* **Available data**
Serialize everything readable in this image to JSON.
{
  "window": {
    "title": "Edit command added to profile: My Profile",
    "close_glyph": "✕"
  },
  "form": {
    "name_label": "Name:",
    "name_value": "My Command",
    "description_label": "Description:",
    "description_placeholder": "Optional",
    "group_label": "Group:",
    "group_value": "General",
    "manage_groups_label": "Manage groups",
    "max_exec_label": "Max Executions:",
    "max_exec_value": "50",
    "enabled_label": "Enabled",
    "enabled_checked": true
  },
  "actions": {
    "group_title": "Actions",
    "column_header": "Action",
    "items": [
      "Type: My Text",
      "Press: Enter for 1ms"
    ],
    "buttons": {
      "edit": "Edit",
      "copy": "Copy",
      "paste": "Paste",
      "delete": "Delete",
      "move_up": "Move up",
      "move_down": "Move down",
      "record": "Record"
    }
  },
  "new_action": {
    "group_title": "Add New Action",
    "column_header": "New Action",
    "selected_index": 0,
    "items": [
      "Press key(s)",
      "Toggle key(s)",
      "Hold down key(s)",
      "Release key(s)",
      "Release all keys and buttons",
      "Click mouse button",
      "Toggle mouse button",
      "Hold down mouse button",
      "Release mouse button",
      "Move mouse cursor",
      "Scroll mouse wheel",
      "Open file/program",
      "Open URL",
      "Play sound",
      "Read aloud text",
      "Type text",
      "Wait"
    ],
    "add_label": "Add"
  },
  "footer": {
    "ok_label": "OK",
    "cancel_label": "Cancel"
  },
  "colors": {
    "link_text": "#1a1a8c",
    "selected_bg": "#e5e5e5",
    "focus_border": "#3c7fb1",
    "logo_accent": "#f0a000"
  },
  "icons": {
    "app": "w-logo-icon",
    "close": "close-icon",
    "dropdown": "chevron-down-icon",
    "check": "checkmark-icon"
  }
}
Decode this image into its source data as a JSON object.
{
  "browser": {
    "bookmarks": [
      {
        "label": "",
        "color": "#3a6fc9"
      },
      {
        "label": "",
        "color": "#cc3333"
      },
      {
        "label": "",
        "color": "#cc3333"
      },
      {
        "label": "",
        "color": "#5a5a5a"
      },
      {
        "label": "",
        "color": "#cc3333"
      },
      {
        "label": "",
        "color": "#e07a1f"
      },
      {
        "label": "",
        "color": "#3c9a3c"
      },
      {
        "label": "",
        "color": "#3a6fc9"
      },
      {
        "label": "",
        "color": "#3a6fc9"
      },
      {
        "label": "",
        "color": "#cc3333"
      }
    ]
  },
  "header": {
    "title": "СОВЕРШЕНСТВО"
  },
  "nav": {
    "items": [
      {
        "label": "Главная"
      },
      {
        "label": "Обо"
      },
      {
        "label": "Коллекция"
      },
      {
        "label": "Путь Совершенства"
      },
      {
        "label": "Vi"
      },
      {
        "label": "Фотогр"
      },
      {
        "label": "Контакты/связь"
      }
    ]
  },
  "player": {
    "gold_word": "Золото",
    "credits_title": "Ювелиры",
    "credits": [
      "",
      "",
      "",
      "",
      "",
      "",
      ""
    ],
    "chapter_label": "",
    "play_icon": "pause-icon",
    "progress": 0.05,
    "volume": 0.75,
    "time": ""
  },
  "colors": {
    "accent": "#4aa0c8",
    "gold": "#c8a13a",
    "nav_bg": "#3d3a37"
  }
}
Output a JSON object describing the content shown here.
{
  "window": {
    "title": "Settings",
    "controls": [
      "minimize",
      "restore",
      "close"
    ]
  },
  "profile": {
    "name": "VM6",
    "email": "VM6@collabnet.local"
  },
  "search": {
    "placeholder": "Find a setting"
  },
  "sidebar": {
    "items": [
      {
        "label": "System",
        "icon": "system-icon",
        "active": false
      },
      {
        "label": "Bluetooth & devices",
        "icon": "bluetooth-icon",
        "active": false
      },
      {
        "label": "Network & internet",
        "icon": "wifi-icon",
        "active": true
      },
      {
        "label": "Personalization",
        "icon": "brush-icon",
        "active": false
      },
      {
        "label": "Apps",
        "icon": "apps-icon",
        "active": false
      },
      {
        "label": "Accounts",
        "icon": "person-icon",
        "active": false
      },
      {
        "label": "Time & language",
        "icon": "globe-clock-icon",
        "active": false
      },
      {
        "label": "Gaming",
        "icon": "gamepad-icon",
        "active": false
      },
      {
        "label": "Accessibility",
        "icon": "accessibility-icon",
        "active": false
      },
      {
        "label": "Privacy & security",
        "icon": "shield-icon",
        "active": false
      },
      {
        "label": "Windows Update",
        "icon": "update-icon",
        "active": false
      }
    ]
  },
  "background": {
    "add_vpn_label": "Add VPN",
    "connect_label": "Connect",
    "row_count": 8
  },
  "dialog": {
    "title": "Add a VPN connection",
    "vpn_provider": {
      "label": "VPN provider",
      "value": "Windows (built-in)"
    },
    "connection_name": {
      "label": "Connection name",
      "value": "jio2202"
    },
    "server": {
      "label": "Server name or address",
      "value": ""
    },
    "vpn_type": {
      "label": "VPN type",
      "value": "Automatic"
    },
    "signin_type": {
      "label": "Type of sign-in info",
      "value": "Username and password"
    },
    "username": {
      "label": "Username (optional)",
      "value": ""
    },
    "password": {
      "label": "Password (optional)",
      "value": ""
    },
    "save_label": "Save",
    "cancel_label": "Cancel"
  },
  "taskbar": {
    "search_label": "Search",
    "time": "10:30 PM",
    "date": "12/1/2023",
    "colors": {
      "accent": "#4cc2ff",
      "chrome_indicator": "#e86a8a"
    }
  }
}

* **The problem**
Each line above that includes "Windows" should be shown.

* **Solution to this exercise**
        "label": "Windows Update",
      "value": "Windows (built-in)"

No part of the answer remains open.